## Requirements
Carry none of the pictures over; write out the complete data exactly.

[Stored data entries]
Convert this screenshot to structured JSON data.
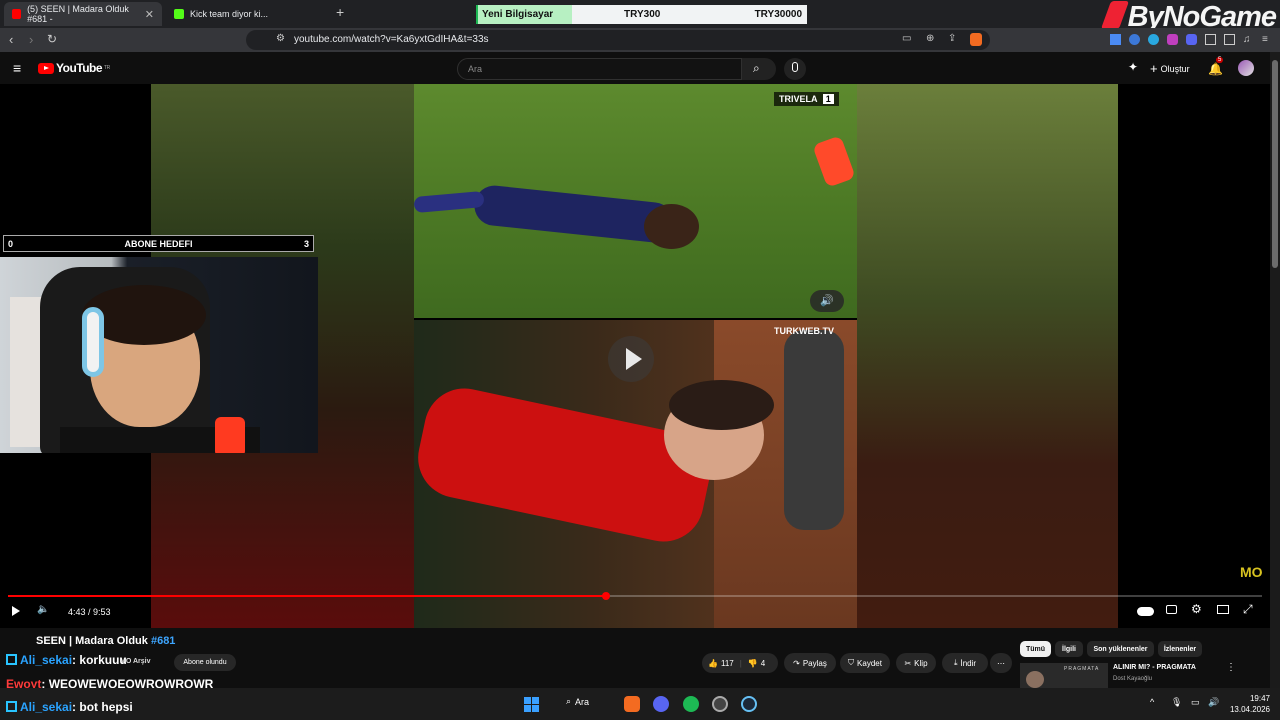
{
  "browser": {
    "tabs": [
      {
        "label": "(5) SEEN | Madara Olduk #681 -",
        "active": true
      },
      {
        "label": "Kick team diyor ki...",
        "active": false
      }
    ],
    "new_tab": "+",
    "url": "youtube.com/watch?v=Ka6yxtGdIHA&t=33s"
  },
  "price_widget": {
    "product": "Yeni Bilgisayar",
    "price_now": "TRY300",
    "price_goal": "TRY30000"
  },
  "brand": {
    "name": "ByNoGame"
  },
  "youtube": {
    "logo": "YouTube",
    "country": "TR",
    "search_placeholder": "Ara",
    "create_label": "Oluştur",
    "notification_count": "5"
  },
  "player": {
    "time": "4:43 / 9:53",
    "progress_fraction": 0.477,
    "watermark_top": "TRIVELA",
    "watermark_top_score": "1",
    "watermark_bottom": "TURKWEB.TV",
    "corner_mark": "MO"
  },
  "stream_overlay": {
    "goal_title": "ABONE HEDEFI",
    "goal_current": "0",
    "goal_target": "3"
  },
  "video": {
    "title": "SEEN | Madara Olduk",
    "title_tag": "#681",
    "channel": "MO Arşiv",
    "subscribe_label": "Abone olundu",
    "likes": "117",
    "dislikes": "4",
    "actions": [
      "Paylaş",
      "Kaydet",
      "Klip",
      "İndir"
    ]
  },
  "chips": [
    "Tümü",
    "İlgili",
    "Son yüklenenler",
    "İzlenenler"
  ],
  "recommendation": {
    "title": "ALINIR MI? - PRAGMATA",
    "channel": "Dost Kayaoğlu",
    "thumb_text": "PRAGMATA"
  },
  "chat": [
    {
      "user": "Ali_sekai",
      "message": "korkuuu",
      "color": "#2aa3ff"
    },
    {
      "user": "Ewoyt",
      "message": "WEQWEWQEQWRQWRQWR",
      "color": "#ff3b3b"
    },
    {
      "user": "Ali_sekai",
      "message": "bot hepsi",
      "color": "#2aa3ff"
    }
  ],
  "taskbar": {
    "search_label": "Ara",
    "time": "19:47",
    "date": "13.04.2026"
  }
}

## Result
Convert this screenshot to structured JSON data.
{
  "browser": {
    "tabs": [
      {
        "label": "(5) SEEN | Madara Olduk #681 -",
        "active": true
      },
      {
        "label": "Kick team diyor ki...",
        "active": false
      }
    ],
    "new_tab": "+",
    "url": "youtube.com/watch?v=Ka6yxtGdIHA&t=33s"
  },
  "price_widget": {
    "product": "Yeni Bilgisayar",
    "price_now": "TRY300",
    "price_goal": "TRY30000"
  },
  "brand": {
    "name": "ByNoGame"
  },
  "youtube": {
    "logo": "YouTube",
    "country": "TR",
    "search_placeholder": "Ara",
    "create_label": "Oluştur",
    "notification_count": "5"
  },
  "player": {
    "time": "4:43 / 9:53",
    "progress_fraction": 0.477,
    "watermark_top": "TRIVELA",
    "watermark_top_score": "1",
    "watermark_bottom": "TURKWEB.TV",
    "corner_mark": "MO"
  },
  "stream_overlay": {
    "goal_title": "ABONE HEDEFI",
    "goal_current": "0",
    "goal_target": "3"
  },
  "video": {
    "title": "SEEN | Madara Olduk",
    "title_tag": "#681",
    "channel": "MO Arşiv",
    "subscribe_label": "Abone olundu",
    "likes": "117",
    "dislikes": "4",
    "actions": [
      "Paylaş",
      "Kaydet",
      "Klip",
      "İndir"
    ]
  },
  "chips": [
    "Tümü",
    "İlgili",
    "Son yüklenenler",
    "İzlenenler"
  ],
  "recommendation": {
    "title": "ALINIR MI? - PRAGMATA",
    "channel": "Dost Kayaoğlu",
    "thumb_text": "PRAGMATA"
  },
  "chat": [
    {
      "user": "Ali_sekai",
      "message": "korkuuu",
      "color": "#2aa3ff"
    },
    {
      "user": "Ewoyt",
      "message": "WEQWEWQEQWRQWRQWR",
      "color": "#ff3b3b"
    },
    {
      "user": "Ali_sekai",
      "message": "bot hepsi",
      "color": "#2aa3ff"
    }
  ],
  "taskbar": {
    "search_label": "Ara",
    "time": "19:47",
    "date": "13.04.2026"
  }
}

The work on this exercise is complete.